*Goal of the exercise:*
Return the following lines and nothing else: the one holding "Convert this document image to plain text." and all those after it in the records below, unchanged, minus any pictures.
┌─ Materials provided
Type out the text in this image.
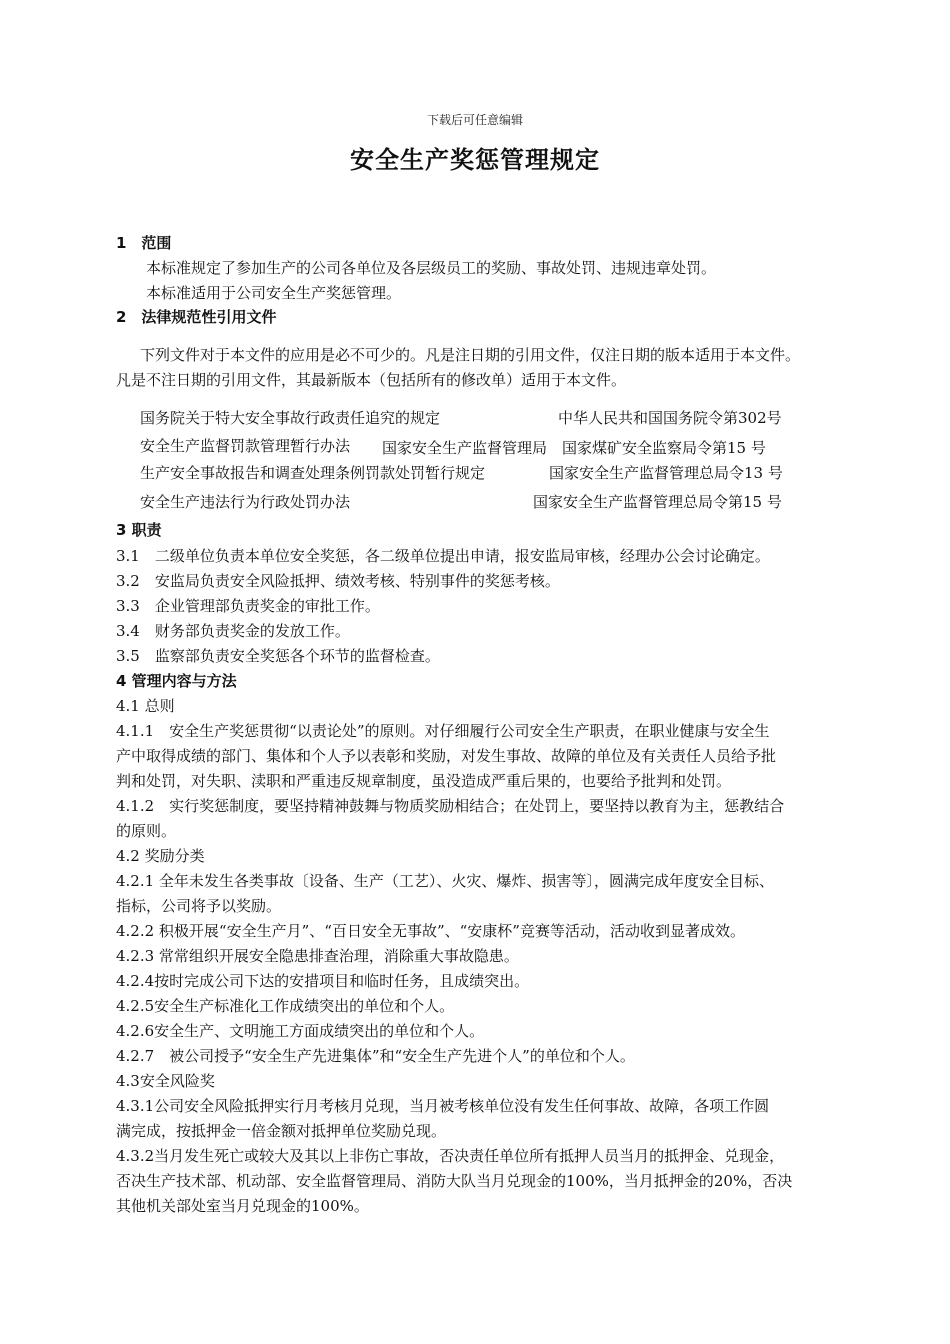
下载后可任意编辑
安全生产奖惩管理规定
1　范围
本标准规定了参加生产的公司各单位及各层级员工的奖励、事故处罚、违规违章处罚。
本标准适用于公司安全生产奖惩管理。
2　法律规范性引用文件
下列文件对于本文件的应用是必不可少的。凡是注日期的引用文件，仅注日期的版本适用于本文件。
凡是不注日期的引用文件，其最新版本（包括所有的修改单）适用于本文件。
国务院关于特大安全事故行政责任追究的规定	中华人民共和国国务院令第302号
安全生产监督罚款管理暂行办法 国家安全生产监督管理局　国家煤矿安全监察局令第15 号
生产安全事故报告和调查处理条例罚款处罚暂行规定	国家安全生产监督管理总局令13 号
安全生产违法行为行政处罚办法	国家安全生产监督管理总局令第15 号
3 职责
3.1　二级单位负责本单位安全奖惩，各二级单位提出申请，报安监局审核，经理办公会讨论确定。
3.2　安监局负责安全风险抵押、绩效考核、特别事件的奖惩考核。
3.3　企业管理部负责奖金的审批工作。
3.4　财务部负责奖金的发放工作。
3.5　监察部负责安全奖惩各个环节的监督检查。
4 管理内容与方法
4.1 总则
4.1.1　安全生产奖惩贯彻“以责论处”的原则。对仔细履行公司安全生产职责，在职业健康与安全生
产中取得成绩的部门、集体和个人予以表彰和奖励，对发生事故、故障的单位及有关责任人员给予批
判和处罚，对失职、渎职和严重违反规章制度，虽没造成严重后果的，也要给予批判和处罚。
4.1.2　实行奖惩制度，要坚持精神鼓舞与物质奖励相结合；在处罚上，要坚持以教育为主，惩教结合
的原则。
4.2 奖励分类
4.2.1 全年未发生各类事故〔设备、生产（工艺）、火灾、爆炸、损害等〕，圆满完成年度安全目标、
指标，公司将予以奖励。
4.2.2 积极开展“安全生产月”、“百日安全无事故”、“安康杯”竞赛等活动，活动收到显著成效。
4.2.3 常常组织开展安全隐患排查治理，消除重大事故隐患。
4.2.4按时完成公司下达的安措项目和临时任务，且成绩突出。
4.2.5安全生产标准化工作成绩突出的单位和个人。
4.2.6安全生产、文明施工方面成绩突出的单位和个人。
4.2.7　被公司授予“安全生产先进集体”和“安全生产先进个人”的单位和个人。
4.3安全风险奖
4.3.1公司安全风险抵押实行月考核月兑现，当月被考核单位没有发生任何事故、故障，各项工作圆
满完成，按抵押金一倍金额对抵押单位奖励兑现。
4.3.2当月发生死亡或较大及其以上非伤亡事故，否决责任单位所有抵押人员当月的抵押金、兑现金，
否决生产技术部、机动部、安全监督管理局、消防大队当月兑现金的100%，当月抵押金的20%，否决
其他机关部处室当月兑现金的100%。
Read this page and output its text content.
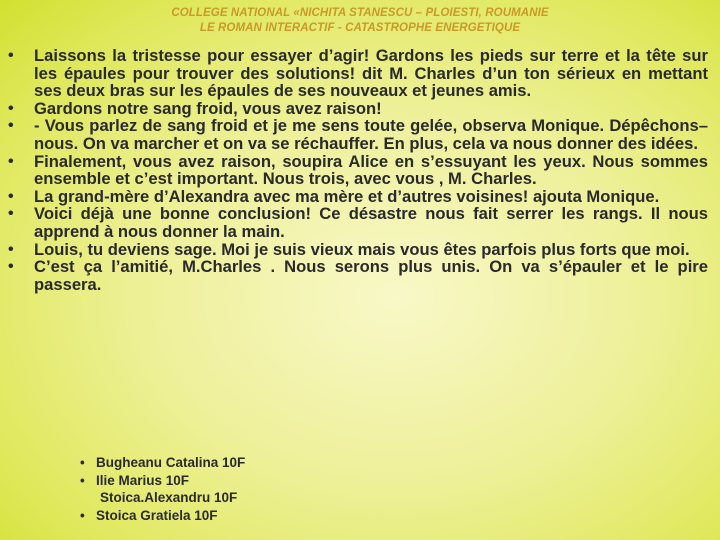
COLLEGE NATIONAL «NICHITA STANESCU – PLOIESTI, ROUMANIE
LE ROMAN INTERACTIF - CATASTROPHE ENERGETIQUE
• Laissons la tristesse pour essayer d’agir! Gardons les pieds sur terre et la tête sur les épaules pour trouver des solutions! dit M. Charles d’un ton sérieux en mettant ses deux bras sur les épaules de ses nouveaux et jeunes amis.
• Gardons notre sang froid, vous avez raison!
• - Vous parlez de sang froid et je me sens toute gelée, observa Monique. Dépêchons–nous. On va marcher et on va se réchauffer. En plus, cela va nous donner des idées.
• Finalement, vous avez raison, soupira Alice en s’essuyant les yeux. Nous sommes ensemble et c’est important. Nous trois, avec vous , M. Charles.
• La grand-mère d’Alexandra avec ma mère et d’autres voisines! ajouta Monique.
• Voici déjà une bonne conclusion! Ce désastre nous fait serrer les rangs. Il nous apprend à nous donner la main.
• Louis, tu deviens sage. Moi je suis vieux mais vous êtes parfois plus forts que moi.
• C’est ça l’amitié, M.Charles . Nous serons plus unis. On va s’épauler et le pire passera.
• Bugheanu Catalina 10F
• Ilie Marius 10F
Stoica.Alexandru 10F
• Stoica Gratiela 10F
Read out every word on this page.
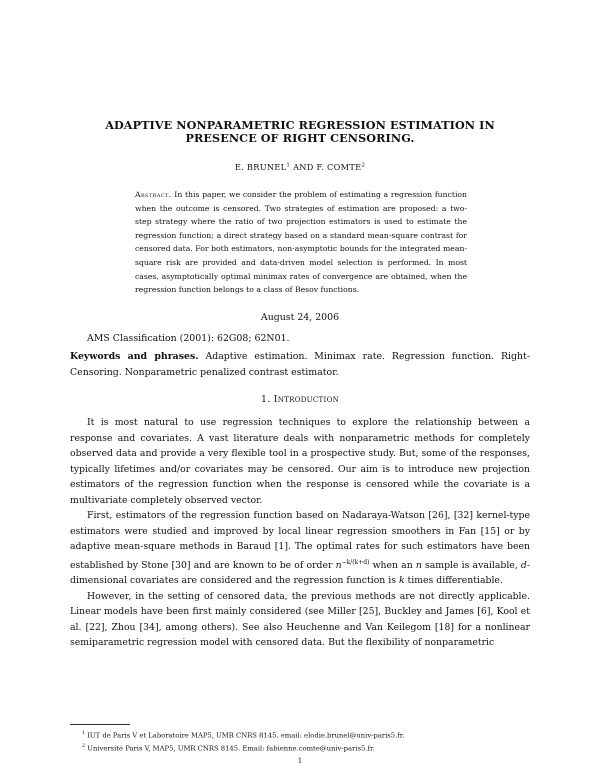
ADAPTIVE NONPARAMETRIC REGRESSION ESTIMATION IN
PRESENCE OF RIGHT CENSORING.
E. BRUNEL$^1$ AND F. COMTE$^2$
Abstract. In this paper, we consider the problem of estimating a regression function when the outcome is censored. Two strategies of estimation are proposed: a two-step strategy where the ratio of two projection estimators is used to estimate the regression function; a direct strategy based on a standard mean-square contrast for censored data. For both estimators, non-asymptotic bounds for the integrated mean-square risk are provided and data-driven model selection is performed. In most cases, asymptotically optimal minimax rates of convergence are obtained, when the regression function belongs to a class of Besov functions.
August 24, 2006
AMS Classification (2001): 62G08; 62N01.
Keywords and phrases. Adaptive estimation. Minimax rate. Regression function. Right-Censoring. Nonparametric penalized contrast estimator.
1. Introduction

It is most natural to use regression techniques to explore the relationship between a response and covariates. A vast literature deals with nonparametric methods for completely observed data and provide a very flexible tool in a prospective study. But, some of the responses, typically lifetimes and/or covariates may be censored. Our aim is to introduce new projection estimators of the regression function when the response is censored while the covariate is a multivariate completely observed vector.

First, estimators of the regression function based on Nadaraya-Watson [26], [32] kernel-type estimators were studied and improved by local linear regression smoothers in Fan [15] or by adaptive mean-square methods in Baraud [1]. The optimal rates for such estimators have been established by Stone [30] and are known to be of order $n^{-k/(k+d)}$ when an n sample is available, d-dimensional covariates are considered and the regression function is k times differentiable.

However, in the setting of censored data, the previous methods are not directly applicable. Linear models have been first mainly considered (see Miller [25], Buckley and James [6], Kool et al. [22], Zhou [34], among others). See also Heuchenne and Van Keilegom [18] for a nonlinear semiparametric regression model with censored data. But the flexibility of nonparametric

$^1$ IUT de Paris V et Laboratoire MAP5, UMR CNRS 8145. email: elodie.brunel@univ-paris5.fr.
$^2$ Université Paris V, MAP5, UMR CNRS 8145. Email: fabienne.comte@univ-paris5.fr.
1
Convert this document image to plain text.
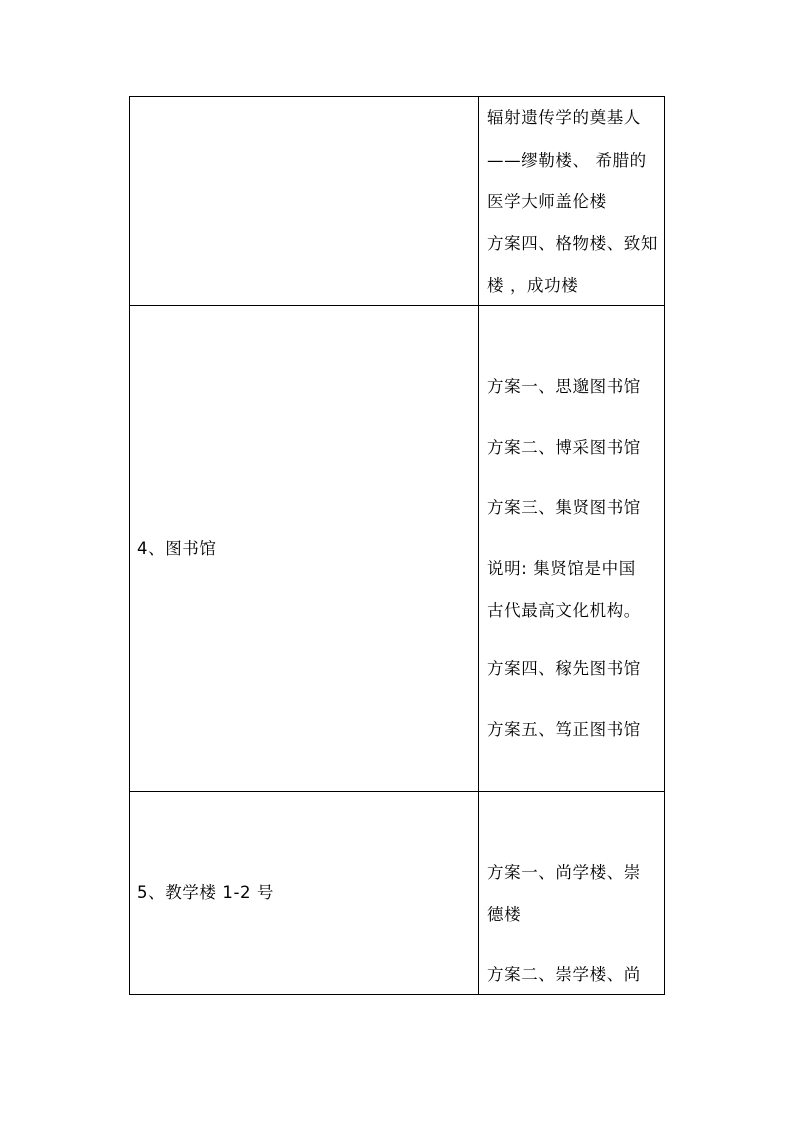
辐射遗传学的奠基人
——缪勒楼、 希腊的
医学大师盖伦楼
方案四、格物楼、致知
楼 ，成功楼
4、图书馆
方案一、思邈图书馆
方案二、博采图书馆
方案三、集贤图书馆
说明: 集贤馆是中国
古代最高文化机构。
方案四、稼先图书馆
方案五、笃正图书馆
5、教学楼 1-2 号
方案一、尚学楼、崇
德楼
方案二、崇学楼、尚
└─
*Written response:*
Convert this document image to plain text.
辐射遗传学的奠基人
——缪勒楼、 希腊的
医学大师盖伦楼
方案四、格物楼、致知
楼 ，成功楼
4、图书馆
方案一、思邈图书馆
方案二、博采图书馆
方案三、集贤图书馆
说明: 集贤馆是中国
古代最高文化机构。
方案四、稼先图书馆
方案五、笃正图书馆
5、教学楼 1-2 号
方案一、尚学楼、崇
德楼
方案二、崇学楼、尚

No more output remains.